Exercise directions.
Write the data out again in full, with no departure from the original.

Dataset rows:
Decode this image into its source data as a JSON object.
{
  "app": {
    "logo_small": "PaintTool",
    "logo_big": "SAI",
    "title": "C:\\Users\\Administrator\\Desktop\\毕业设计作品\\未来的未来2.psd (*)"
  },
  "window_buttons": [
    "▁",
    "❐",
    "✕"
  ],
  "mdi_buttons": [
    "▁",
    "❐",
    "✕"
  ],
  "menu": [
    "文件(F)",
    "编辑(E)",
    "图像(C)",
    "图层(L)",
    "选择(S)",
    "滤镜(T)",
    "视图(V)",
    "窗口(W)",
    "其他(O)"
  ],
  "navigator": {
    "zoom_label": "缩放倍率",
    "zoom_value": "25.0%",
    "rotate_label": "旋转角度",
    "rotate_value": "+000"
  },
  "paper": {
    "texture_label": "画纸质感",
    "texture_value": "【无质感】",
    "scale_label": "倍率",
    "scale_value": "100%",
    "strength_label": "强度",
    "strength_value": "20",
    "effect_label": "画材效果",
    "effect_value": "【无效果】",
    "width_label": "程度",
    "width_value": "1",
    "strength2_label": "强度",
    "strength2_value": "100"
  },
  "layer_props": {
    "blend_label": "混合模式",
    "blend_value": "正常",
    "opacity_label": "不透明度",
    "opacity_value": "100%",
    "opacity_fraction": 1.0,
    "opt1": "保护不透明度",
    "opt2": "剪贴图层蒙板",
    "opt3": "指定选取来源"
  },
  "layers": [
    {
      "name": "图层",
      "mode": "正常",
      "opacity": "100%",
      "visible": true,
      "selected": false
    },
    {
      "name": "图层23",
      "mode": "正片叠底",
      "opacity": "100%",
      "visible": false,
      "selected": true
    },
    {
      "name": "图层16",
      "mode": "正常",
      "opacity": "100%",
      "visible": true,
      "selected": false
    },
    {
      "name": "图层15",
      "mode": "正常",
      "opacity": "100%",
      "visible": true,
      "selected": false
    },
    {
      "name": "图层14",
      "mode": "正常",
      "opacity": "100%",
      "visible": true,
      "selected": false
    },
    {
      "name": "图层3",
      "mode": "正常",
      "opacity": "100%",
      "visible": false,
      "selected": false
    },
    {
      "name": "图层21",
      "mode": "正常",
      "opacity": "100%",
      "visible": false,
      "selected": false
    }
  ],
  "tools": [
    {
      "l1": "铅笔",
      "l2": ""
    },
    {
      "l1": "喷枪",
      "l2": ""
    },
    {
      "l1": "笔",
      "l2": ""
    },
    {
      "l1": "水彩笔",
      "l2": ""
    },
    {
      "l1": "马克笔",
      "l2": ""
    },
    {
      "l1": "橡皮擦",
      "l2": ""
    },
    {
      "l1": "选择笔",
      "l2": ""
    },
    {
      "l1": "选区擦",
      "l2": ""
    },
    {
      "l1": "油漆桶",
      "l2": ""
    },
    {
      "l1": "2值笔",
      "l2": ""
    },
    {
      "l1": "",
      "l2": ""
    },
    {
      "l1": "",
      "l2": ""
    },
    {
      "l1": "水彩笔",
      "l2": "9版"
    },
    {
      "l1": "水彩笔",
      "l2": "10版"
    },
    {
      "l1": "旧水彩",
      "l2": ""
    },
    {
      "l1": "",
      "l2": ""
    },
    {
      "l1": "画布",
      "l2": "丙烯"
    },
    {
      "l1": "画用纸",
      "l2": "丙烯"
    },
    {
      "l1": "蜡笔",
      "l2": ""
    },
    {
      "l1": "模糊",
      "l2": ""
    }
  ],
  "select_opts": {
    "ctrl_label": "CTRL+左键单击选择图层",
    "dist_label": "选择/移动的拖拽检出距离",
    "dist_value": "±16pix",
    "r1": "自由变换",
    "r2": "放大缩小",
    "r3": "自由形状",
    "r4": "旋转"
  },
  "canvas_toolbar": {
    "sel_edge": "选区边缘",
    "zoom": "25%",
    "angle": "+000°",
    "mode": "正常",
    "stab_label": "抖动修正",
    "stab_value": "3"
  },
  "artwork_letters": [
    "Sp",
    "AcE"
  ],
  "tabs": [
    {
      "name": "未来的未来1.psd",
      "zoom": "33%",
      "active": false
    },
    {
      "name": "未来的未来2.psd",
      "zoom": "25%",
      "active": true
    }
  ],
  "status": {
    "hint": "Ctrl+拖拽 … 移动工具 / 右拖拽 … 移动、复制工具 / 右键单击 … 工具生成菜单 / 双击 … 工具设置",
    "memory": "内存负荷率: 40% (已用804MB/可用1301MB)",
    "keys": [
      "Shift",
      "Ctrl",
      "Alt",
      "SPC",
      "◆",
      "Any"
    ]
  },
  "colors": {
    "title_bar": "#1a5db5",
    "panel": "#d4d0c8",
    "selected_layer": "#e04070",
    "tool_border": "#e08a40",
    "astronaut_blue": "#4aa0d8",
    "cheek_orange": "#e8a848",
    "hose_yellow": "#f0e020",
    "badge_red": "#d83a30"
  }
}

Final answer.
Decode this image into its source data as a JSON object.
{
  "app": {
    "logo_small": "PaintTool",
    "logo_big": "SAI",
    "title": "C:\\Users\\Administrator\\Desktop\\毕业设计作品\\未来的未来2.psd (*)"
  },
  "window_buttons": [
    "▁",
    "❐",
    "✕"
  ],
  "mdi_buttons": [
    "▁",
    "❐",
    "✕"
  ],
  "menu": [
    "文件(F)",
    "编辑(E)",
    "图像(C)",
    "图层(L)",
    "选择(S)",
    "滤镜(T)",
    "视图(V)",
    "窗口(W)",
    "其他(O)"
  ],
  "navigator": {
    "zoom_label": "缩放倍率",
    "zoom_value": "25.0%",
    "rotate_label": "旋转角度",
    "rotate_value": "+000"
  },
  "paper": {
    "texture_label": "画纸质感",
    "texture_value": "【无质感】",
    "scale_label": "倍率",
    "scale_value": "100%",
    "strength_label": "强度",
    "strength_value": "20",
    "effect_label": "画材效果",
    "effect_value": "【无效果】",
    "width_label": "程度",
    "width_value": "1",
    "strength2_label": "强度",
    "strength2_value": "100"
  },
  "layer_props": {
    "blend_label": "混合模式",
    "blend_value": "正常",
    "opacity_label": "不透明度",
    "opacity_value": "100%",
    "opacity_fraction": 1.0,
    "opt1": "保护不透明度",
    "opt2": "剪贴图层蒙板",
    "opt3": "指定选取来源"
  },
  "layers": [
    {
      "name": "图层",
      "mode": "正常",
      "opacity": "100%",
      "visible": true,
      "selected": false
    },
    {
      "name": "图层23",
      "mode": "正片叠底",
      "opacity": "100%",
      "visible": false,
      "selected": true
    },
    {
      "name": "图层16",
      "mode": "正常",
      "opacity": "100%",
      "visible": true,
      "selected": false
    },
    {
      "name": "图层15",
      "mode": "正常",
      "opacity": "100%",
      "visible": true,
      "selected": false
    },
    {
      "name": "图层14",
      "mode": "正常",
      "opacity": "100%",
      "visible": true,
      "selected": false
    },
    {
      "name": "图层3",
      "mode": "正常",
      "opacity": "100%",
      "visible": false,
      "selected": false
    },
    {
      "name": "图层21",
      "mode": "正常",
      "opacity": "100%",
      "visible": false,
      "selected": false
    }
  ],
  "tools": [
    {
      "l1": "铅笔",
      "l2": ""
    },
    {
      "l1": "喷枪",
      "l2": ""
    },
    {
      "l1": "笔",
      "l2": ""
    },
    {
      "l1": "水彩笔",
      "l2": ""
    },
    {
      "l1": "马克笔",
      "l2": ""
    },
    {
      "l1": "橡皮擦",
      "l2": ""
    },
    {
      "l1": "选择笔",
      "l2": ""
    },
    {
      "l1": "选区擦",
      "l2": ""
    },
    {
      "l1": "油漆桶",
      "l2": ""
    },
    {
      "l1": "2值笔",
      "l2": ""
    },
    {
      "l1": "",
      "l2": ""
    },
    {
      "l1": "",
      "l2": ""
    },
    {
      "l1": "水彩笔",
      "l2": "9版"
    },
    {
      "l1": "水彩笔",
      "l2": "10版"
    },
    {
      "l1": "旧水彩",
      "l2": ""
    },
    {
      "l1": "",
      "l2": ""
    },
    {
      "l1": "画布",
      "l2": "丙烯"
    },
    {
      "l1": "画用纸",
      "l2": "丙烯"
    },
    {
      "l1": "蜡笔",
      "l2": ""
    },
    {
      "l1": "模糊",
      "l2": ""
    }
  ],
  "select_opts": {
    "ctrl_label": "CTRL+左键单击选择图层",
    "dist_label": "选择/移动的拖拽检出距离",
    "dist_value": "±16pix",
    "r1": "自由变换",
    "r2": "放大缩小",
    "r3": "自由形状",
    "r4": "旋转"
  },
  "canvas_toolbar": {
    "sel_edge": "选区边缘",
    "zoom": "25%",
    "angle": "+000°",
    "mode": "正常",
    "stab_label": "抖动修正",
    "stab_value": "3"
  },
  "artwork_letters": [
    "Sp",
    "AcE"
  ],
  "tabs": [
    {
      "name": "未来的未来1.psd",
      "zoom": "33%",
      "active": false
    },
    {
      "name": "未来的未来2.psd",
      "zoom": "25%",
      "active": true
    }
  ],
  "status": {
    "hint": "Ctrl+拖拽 … 移动工具 / 右拖拽 … 移动、复制工具 / 右键单击 … 工具生成菜单 / 双击 … 工具设置",
    "memory": "内存负荷率: 40% (已用804MB/可用1301MB)",
    "keys": [
      "Shift",
      "Ctrl",
      "Alt",
      "SPC",
      "◆",
      "Any"
    ]
  },
  "colors": {
    "title_bar": "#1a5db5",
    "panel": "#d4d0c8",
    "selected_layer": "#e04070",
    "tool_border": "#e08a40",
    "astronaut_blue": "#4aa0d8",
    "cheek_orange": "#e8a848",
    "hose_yellow": "#f0e020",
    "badge_red": "#d83a30"
  }
}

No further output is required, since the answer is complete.